▶ Instructions for the task:
Go through the listing and copy each line with the string "What".

** BEGIN Provided records **

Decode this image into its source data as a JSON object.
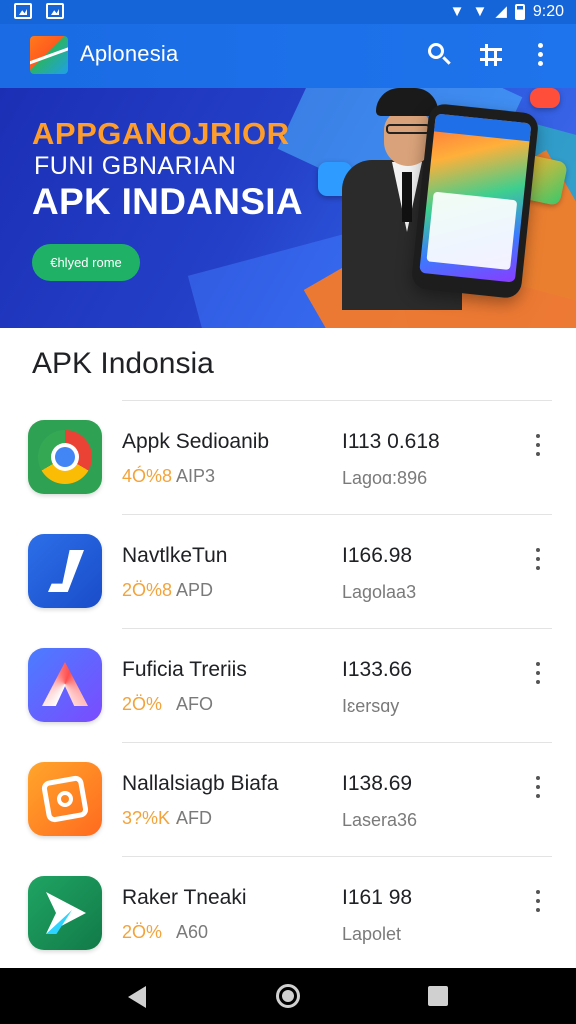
{
  "status_bar": {
    "time": "9:20",
    "icons": [
      "gallery-icon",
      "gallery-icon",
      "wifi-icon",
      "signal-icon",
      "battery-icon"
    ]
  },
  "app_bar": {
    "title": "Aplonesia",
    "actions": [
      "search-icon",
      "tune-icon",
      "more-vert-icon"
    ]
  },
  "banner": {
    "line1": "APPGANOJRIOR",
    "line2": "FUNI GBNARIAN",
    "line3": "APK INDANSIA",
    "cta": "€hlyed rome"
  },
  "section": {
    "title": "APK Indonsia"
  },
  "apps": [
    {
      "name": "Appk Sedioanib",
      "rating": "4Ó%8",
      "type": "AIP3",
      "size": "I113 0.618",
      "downloads": "Lagoɑ:896",
      "icon": "chrome-icon"
    },
    {
      "name": "NavtlkeTun",
      "rating": "2Ö%8",
      "type": "APD",
      "size": "I166.98",
      "downloads": "Lagolaa3",
      "icon": "music-icon"
    },
    {
      "name": "Fuficia Treriis",
      "rating": "2Ö%",
      "type": "AFO",
      "size": "I133.66",
      "downloads": "Iɛersɑy",
      "icon": "a-logo-icon"
    },
    {
      "name": "Nallalsiagb Biafa",
      "rating": "3?%K .",
      "type": "AFD",
      "size": "I138.69",
      "downloads": "Lasera36",
      "icon": "orange-box-icon"
    },
    {
      "name": "Raker Tneaki",
      "rating": "2Ö%",
      "type": "A60",
      "size": "I161 98",
      "downloads": "Lapolet",
      "icon": "play-icon"
    }
  ],
  "nav_bar": {
    "buttons": [
      "back-icon",
      "home-icon",
      "recents-icon"
    ]
  }
}
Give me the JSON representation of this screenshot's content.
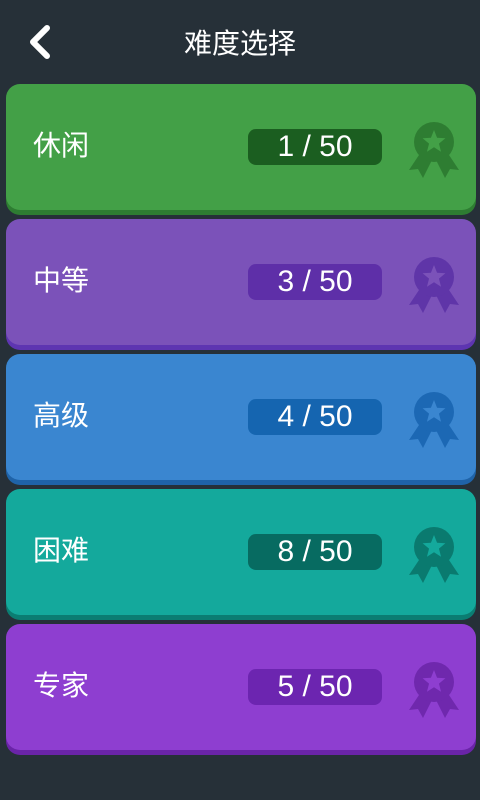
{
  "header": {
    "title": "难度选择",
    "back_icon": "chevron-left-icon"
  },
  "levels": [
    {
      "name": "休闲",
      "progress": "1 / 50",
      "colors": {
        "card": "#43a047",
        "edge": "#2e7d32",
        "pill": "#1b5e20",
        "medal": "#2e7d32"
      },
      "medal_icon": "medal-star-icon"
    },
    {
      "name": "中等",
      "progress": "3 / 50",
      "colors": {
        "card": "#7b52b9",
        "edge": "#5e35b1",
        "pill": "#5e2fa8",
        "medal": "#5f35a8"
      },
      "medal_icon": "medal-star-icon"
    },
    {
      "name": "高级",
      "progress": "4 / 50",
      "colors": {
        "card": "#3a86d0",
        "edge": "#1f63a8",
        "pill": "#1565b0",
        "medal": "#1c68b4"
      },
      "medal_icon": "medal-star-icon"
    },
    {
      "name": "困难",
      "progress": "8 / 50",
      "colors": {
        "card": "#14a99c",
        "edge": "#0b7d72",
        "pill": "#076b61",
        "medal": "#0a7a6f"
      },
      "medal_icon": "medal-star-icon"
    },
    {
      "name": "专家",
      "progress": "5 / 50",
      "colors": {
        "card": "#8e3ed0",
        "edge": "#6a24a8",
        "pill": "#6c25b0",
        "medal": "#6f28ad"
      },
      "medal_icon": "medal-star-icon"
    }
  ]
}
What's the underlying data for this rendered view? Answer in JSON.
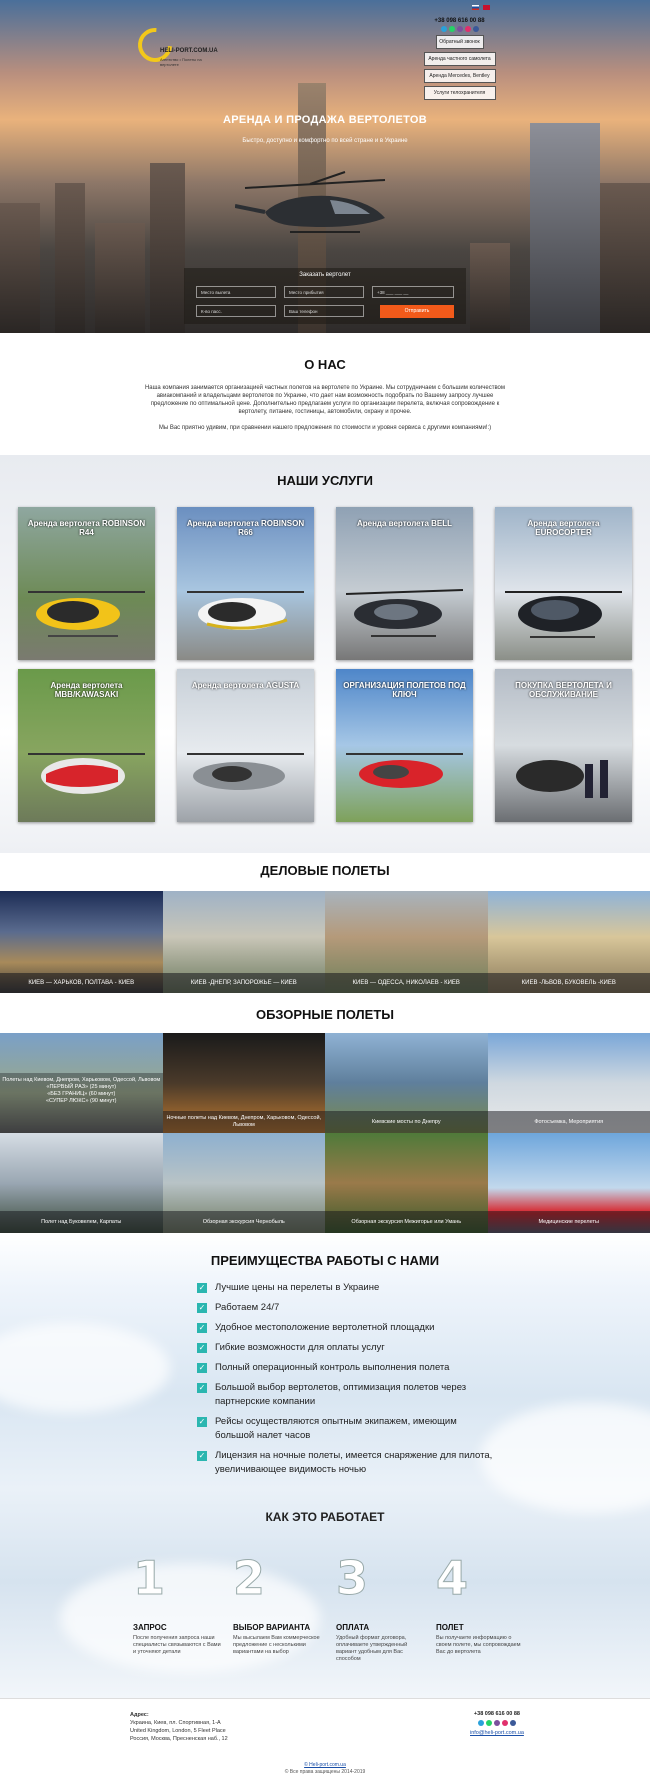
{
  "header": {
    "logo_name": "HELI-PORT.COM.UA",
    "logo_tagline": "Агентство • Полеты на вертолете",
    "phone": "+38 098 616 00 88",
    "buttons": [
      "Обратный звонок",
      "Аренда частного самолета",
      "Аренда Mercedes, Bentley",
      "Услуги телохранителя"
    ]
  },
  "hero": {
    "title": "АРЕНДА И ПРОДАЖА ВЕРТОЛЕТОВ",
    "subtitle": "Быстро, доступно и комфортно по всей стране и в Украине",
    "form_title": "Заказать вертолет",
    "fields": [
      "Место вылета",
      "Место прибытия",
      "+38 ___ ___ __",
      "К-во пасс.",
      "Ваш телефон"
    ],
    "send_label": "Отправить"
  },
  "about": {
    "title": "О НАС",
    "p1": "Наша компания занимается организацией частных полетов на вертолете по Украине. Мы сотрудничаем с большим количеством авиакомпаний и владельцами вертолетов по Украине, что дает нам возможность подобрать по Вашему запросу лучшее предложение по оптимальной цене. Дополнительно предлагаем услуги по организации перелета, включая сопровождение к вертолету, питание, гостиницы, автомобили, охрану и прочее.",
    "p2": "Мы Вас приятно удивим, при сравнении нашего предложения по стоимости и уровня сервиса с другими компаниями!:)"
  },
  "services": {
    "title": "НАШИ УСЛУГИ",
    "cards": [
      "Аренда вертолета ROBINSON R44",
      "Аренда вертолета ROBINSON R66",
      "Аренда вертолета BELL",
      "Аренда вертолета EUROCOPTER",
      "Аренда вертолета MBB/KAWASAKI",
      "Аренда вертолета AGUSTA",
      "ОРГАНИЗАЦИЯ ПОЛЕТОВ ПОД КЛЮЧ",
      "ПОКУПКА ВЕРТОЛЕТА И ОБСЛУЖИВАНИЕ"
    ]
  },
  "business": {
    "title": "ДЕЛОВЫЕ ПОЛЕТЫ",
    "routes": [
      "КИЕВ — ХАРЬКОВ, ПОЛТАВА - КИЕВ",
      "КИЕВ -ДНЕПР, ЗАПОРОЖЬЕ — КИЕВ",
      "КИЕВ — ОДЕССА, НИКОЛАЕВ - КИЕВ",
      "КИЕВ -ЛЬВОВ, БУКОВЕЛЬ -КИЕВ"
    ]
  },
  "overview": {
    "title": "ОБЗОРНЫЕ ПОЛЕТЫ",
    "first_lines": [
      "Полеты над Киевом, Днепром, Харьковом, Одессой, Львовом",
      "«ПЕРВЫЙ РАЗ» (25 минут)",
      "«БЕЗ ГРАНИЦ» (60 минут)",
      "«СУПЕР ЛЮКС» (90 минут)"
    ],
    "tiles": [
      "Ночные полеты над Киевом, Днепром, Харьковом, Одессой, Львовом",
      "Киевские мосты по Днепру",
      "Фотосъемка, Мероприятия",
      "Полет над Буковелем, Карпаты",
      "Обзорная экскурсия Чернобыль",
      "Обзорная экскурсия Межигорье или Умань",
      "Медицинские перелеты"
    ]
  },
  "advantages": {
    "title": "ПРЕИМУЩЕСТВА РАБОТЫ С НАМИ",
    "items": [
      "Лучшие цены на перелеты в Украине",
      "Работаем 24/7",
      "Удобное местоположение вертолетной площадки",
      "Гибкие возможности для оплаты услуг",
      "Полный операционный контроль выполнения полета",
      "Большой выбор вертолетов, оптимизация полетов через партнерские компании",
      "Рейсы осуществляются опытным экипажем, имеющим большой налет часов",
      "Лицензия на ночные полеты, имеется снаряжение для пилота, увеличивающее видимость ночью"
    ]
  },
  "how": {
    "title": "КАК ЭТО РАБОТАЕТ",
    "steps": [
      {
        "num": "1",
        "title": "ЗАПРОС",
        "desc": "После получения запроса наши специалисты связываются с Вами и уточняют детали"
      },
      {
        "num": "2",
        "title": "ВЫБОР ВАРИАНТА",
        "desc": "Мы высылаем Вам коммерческое предложение с несколькими вариантами на выбор"
      },
      {
        "num": "3",
        "title": "ОПЛАТА",
        "desc": "Удобный формат договора, оплачиваете утвержденный вариант удобным для Вас способом"
      },
      {
        "num": "4",
        "title": "ПОЛЕТ",
        "desc": "Вы получаете информацию о своем полете, мы сопровождаем Вас до вертолета"
      }
    ]
  },
  "footer": {
    "addr_label": "Адрес:",
    "addr_lines": [
      "Украина, Киев, пл. Спортивная, 1-А",
      "United Kingdom, London, 5 Fleet Place",
      "Россия, Москва, Пресненская наб., 12"
    ],
    "phone": "+38 098 616 00 88",
    "email": "info@heli-port.com.ua",
    "site": "© Heli-port.com.ua",
    "rights": "© Все права защищены 2014-2019"
  }
}
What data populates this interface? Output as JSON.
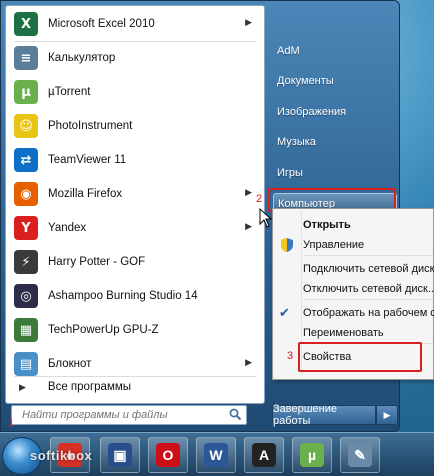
{
  "pinned_apps": [
    {
      "label": "Microsoft Excel 2010",
      "icon": "excel-icon",
      "letter": "X",
      "color": "#1e7145",
      "has_submenu": true
    },
    {
      "label": "Калькулятор",
      "icon": "calculator-icon",
      "letter": "≡",
      "color": "#5a7d9a",
      "has_submenu": false
    },
    {
      "label": "µTorrent",
      "icon": "utorrent-icon",
      "letter": "µ",
      "color": "#6ab04c",
      "has_submenu": false
    },
    {
      "label": "PhotoInstrument",
      "icon": "photoinstrument-icon",
      "letter": "☺",
      "color": "#e8c514",
      "has_submenu": false
    },
    {
      "label": "TeamViewer 11",
      "icon": "teamviewer-icon",
      "letter": "⇄",
      "color": "#0e6fc6",
      "has_submenu": false
    },
    {
      "label": "Mozilla Firefox",
      "icon": "firefox-icon",
      "letter": "◉",
      "color": "#e66000",
      "has_submenu": true
    },
    {
      "label": "Yandex",
      "icon": "yandex-icon",
      "letter": "Y",
      "color": "#d9201f",
      "has_submenu": true
    },
    {
      "label": "Harry Potter - GOF",
      "icon": "harry-potter-icon",
      "letter": "⚡",
      "color": "#3a3a3a",
      "has_submenu": false
    },
    {
      "label": "Ashampoo Burning Studio 14",
      "icon": "ashampoo-icon",
      "letter": "◎",
      "color": "#2d2d4a",
      "has_submenu": false
    },
    {
      "label": "TechPowerUp GPU-Z",
      "icon": "gpuz-icon",
      "letter": "▦",
      "color": "#3c7a3c",
      "has_submenu": false
    },
    {
      "label": "Блокнот",
      "icon": "notepad-icon",
      "letter": "▤",
      "color": "#4a90c8",
      "has_submenu": true
    }
  ],
  "all_programs_label": "Все программы",
  "search_placeholder": "Найти программы и файлы",
  "right_items": [
    {
      "label": "AdM"
    },
    {
      "label": "Документы"
    },
    {
      "label": "Изображения"
    },
    {
      "label": "Музыка"
    },
    {
      "label": "Игры"
    },
    {
      "label": "Компьютер"
    }
  ],
  "shutdown_label": "Завершение работы",
  "context_menu": {
    "items": [
      {
        "label": "Открыть",
        "bold": true
      },
      {
        "label": "Управление",
        "shield": true
      },
      {
        "label": "Подключить сетевой диск..."
      },
      {
        "label": "Отключить сетевой диск..."
      },
      {
        "label": "Отображать на рабочем столе",
        "checked": true
      },
      {
        "label": "Переименовать"
      },
      {
        "label": "Свойства"
      }
    ]
  },
  "annotations": {
    "step1": "1",
    "step2": "2",
    "step3": "3",
    "accent": "#d9201f"
  },
  "watermark": "softikbox",
  "taskbar_apps": [
    {
      "icon": "chrome-icon",
      "color": "#d93025",
      "letter": "●"
    },
    {
      "icon": "save-disk-icon",
      "color": "#2a4e8c",
      "letter": "▣"
    },
    {
      "icon": "opera-icon",
      "color": "#cc0f16",
      "letter": "O"
    },
    {
      "icon": "word-icon",
      "color": "#2b5797",
      "letter": "W"
    },
    {
      "icon": "font-app-icon",
      "color": "#222222",
      "letter": "A"
    },
    {
      "icon": "utorrent-icon",
      "color": "#6ab04c",
      "letter": "µ"
    },
    {
      "icon": "wrench-icon",
      "color": "#6b8aa8",
      "letter": "✎"
    }
  ]
}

** END Provided records **

▶ The result:
What's the underlying data for this rendered view? Answer in JSON.
What data populates this interface? Output as JSON.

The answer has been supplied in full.